- **Requirement A**:
According to the article on the Fair Haven health center expansion, how much federal funding did Fair Haven Community Health receive?
- **Requirement B**:
Write out the article on the Fair Haven health center expansion from "NEW HAVEN, Conn." to "for this center.".

NEW HAVEN, Conn. (WTNH) — A New Haven health care center is about to start a major expansion. Fair Haven Community Health just received $3 million in federal funding. That will let it break ground on a brand new building.
Congresswoman Rosa DeLauro (D-3rd District) presented a big check to the leaders of Fair Haven Community Health Care. Its first building was a former corner grocery store. Then, it bought three Victorian houses on Grand Avenue and stitched them together. Those houses were built in the 19th century and are still home to the health center today.
“While this space has served us well and served the community well for many decades, the truth is that it’s no longer able to provide 21st century care to the residents of Fair Haven,” said Fair Haven Community Health Care CEO Dr. Suzanne P. Lagarde.
Many of those residents would do without health care if it were not for this center.
“They’re not afraid to enter this facility and know how they were going to be treated and that they are going to be able to get the best care,” said Congresswoman DeLauro.
Delauro secured that big check to help knock down the building next door and use that space and its parking lot as the site of a new, 33,000 square foot health center with exam rooms, a lab, pharmacy, and meeting space.
“It’s really impossible for me to overstate the importance of this organization to the Fair Haven community, and every improvement that is made here is an improvement for all of us,” said Alder Sarah Miller (D-New Haven, Ward 14).
The plan is to break ground this summer on something that will improve the health of all of Fair Haven for decades to come.
And will put a real dent in the chronic diseases that cause so much suffering and death in this community: Diabetes, hypertension, asthma, and so on,” explained Dr. Lagarde.
They hope to have the new building open in less than two years, in January of 2025. Once it is up and running, and they can move some operations into it, they will turn their attention to the old building, updating and modernizing it. Then it will all be a new, 21st century health care campus.

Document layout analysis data
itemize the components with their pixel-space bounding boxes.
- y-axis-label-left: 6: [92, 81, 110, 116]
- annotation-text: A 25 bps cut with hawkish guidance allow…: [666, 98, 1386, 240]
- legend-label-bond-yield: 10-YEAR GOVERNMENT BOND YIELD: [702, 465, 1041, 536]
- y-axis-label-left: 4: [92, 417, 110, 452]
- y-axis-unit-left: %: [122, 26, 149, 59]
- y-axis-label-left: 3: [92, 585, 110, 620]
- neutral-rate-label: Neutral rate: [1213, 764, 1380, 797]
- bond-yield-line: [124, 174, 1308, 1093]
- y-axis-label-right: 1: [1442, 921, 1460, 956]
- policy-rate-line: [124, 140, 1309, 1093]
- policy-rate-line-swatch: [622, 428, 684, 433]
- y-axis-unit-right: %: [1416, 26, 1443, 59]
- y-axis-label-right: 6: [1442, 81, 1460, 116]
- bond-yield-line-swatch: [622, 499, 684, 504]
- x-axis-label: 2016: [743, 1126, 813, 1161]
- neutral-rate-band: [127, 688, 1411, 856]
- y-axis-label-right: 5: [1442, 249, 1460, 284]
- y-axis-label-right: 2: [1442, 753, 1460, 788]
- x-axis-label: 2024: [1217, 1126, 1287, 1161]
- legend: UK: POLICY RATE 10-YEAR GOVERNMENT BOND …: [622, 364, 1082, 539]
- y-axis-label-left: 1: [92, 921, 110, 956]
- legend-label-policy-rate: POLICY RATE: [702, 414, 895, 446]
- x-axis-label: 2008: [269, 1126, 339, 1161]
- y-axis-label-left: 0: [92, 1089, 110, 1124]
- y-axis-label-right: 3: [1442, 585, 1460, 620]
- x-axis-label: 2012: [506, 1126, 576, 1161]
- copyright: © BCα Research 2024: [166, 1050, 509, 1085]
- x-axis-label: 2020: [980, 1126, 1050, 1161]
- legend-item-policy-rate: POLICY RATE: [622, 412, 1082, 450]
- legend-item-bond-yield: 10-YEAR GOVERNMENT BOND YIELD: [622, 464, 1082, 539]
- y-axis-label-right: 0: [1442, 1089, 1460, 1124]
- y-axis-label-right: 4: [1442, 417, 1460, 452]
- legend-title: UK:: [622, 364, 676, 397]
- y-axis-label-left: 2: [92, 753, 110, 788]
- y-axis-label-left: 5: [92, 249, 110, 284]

- **Expected output A**:
$3 million

- **Expected output B**:
NEW HAVEN, Conn. (WTNH) — A New Haven health care center is about to start a major expansion. Fair Haven Community Health just received $3 million in federal funding. That will let it break ground on a brand new building.
Congresswoman Rosa DeLauro (D-3rd District) presented a big check to the leaders of Fair Haven Community Health Care. Its first building was a former corner grocery store. Then, it bought three Victorian houses on Grand Avenue and stitched them together. Those houses were built in the 19th century and are still home to the health center today.
“While this space has served us well and served the community well for many decades, the truth is that it’s no longer able to provide 21st century care to the residents of Fair Haven,” said Fair Haven Community Health Care CEO Dr. Suzanne P. Lagarde.
Many of those residents would do without health care if it were not for this center.